_What needs to be done_
Can all of these lines be returned exactly?

──────── Listing ────────

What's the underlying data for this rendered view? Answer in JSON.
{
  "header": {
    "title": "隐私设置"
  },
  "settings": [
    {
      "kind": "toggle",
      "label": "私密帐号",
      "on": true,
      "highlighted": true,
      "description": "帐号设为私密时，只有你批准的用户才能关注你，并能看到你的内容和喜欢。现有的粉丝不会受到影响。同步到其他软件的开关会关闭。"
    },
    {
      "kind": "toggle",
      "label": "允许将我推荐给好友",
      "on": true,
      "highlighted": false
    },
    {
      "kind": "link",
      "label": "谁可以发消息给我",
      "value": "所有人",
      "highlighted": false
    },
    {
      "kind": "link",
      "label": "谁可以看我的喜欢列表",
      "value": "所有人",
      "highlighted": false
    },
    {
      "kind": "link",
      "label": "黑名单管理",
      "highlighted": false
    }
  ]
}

────────

_Output below_
What's the underlying data for this rendered view? Answer in JSON.
{
  "header": {
    "title": "隐私设置"
  },
  "settings": [
    {
      "kind": "toggle",
      "label": "私密帐号",
      "on": true,
      "highlighted": true,
      "description": "帐号设为私密时，只有你批准的用户才能关注你，并能看到你的内容和喜欢。现有的粉丝不会受到影响。同步到其他软件的开关会关闭。"
    },
    {
      "kind": "toggle",
      "label": "允许将我推荐给好友",
      "on": true,
      "highlighted": false
    },
    {
      "kind": "link",
      "label": "谁可以发消息给我",
      "value": "所有人",
      "highlighted": false
    },
    {
      "kind": "link",
      "label": "谁可以看我的喜欢列表",
      "value": "所有人",
      "highlighted": false
    },
    {
      "kind": "link",
      "label": "黑名单管理",
      "highlighted": false
    }
  ]
}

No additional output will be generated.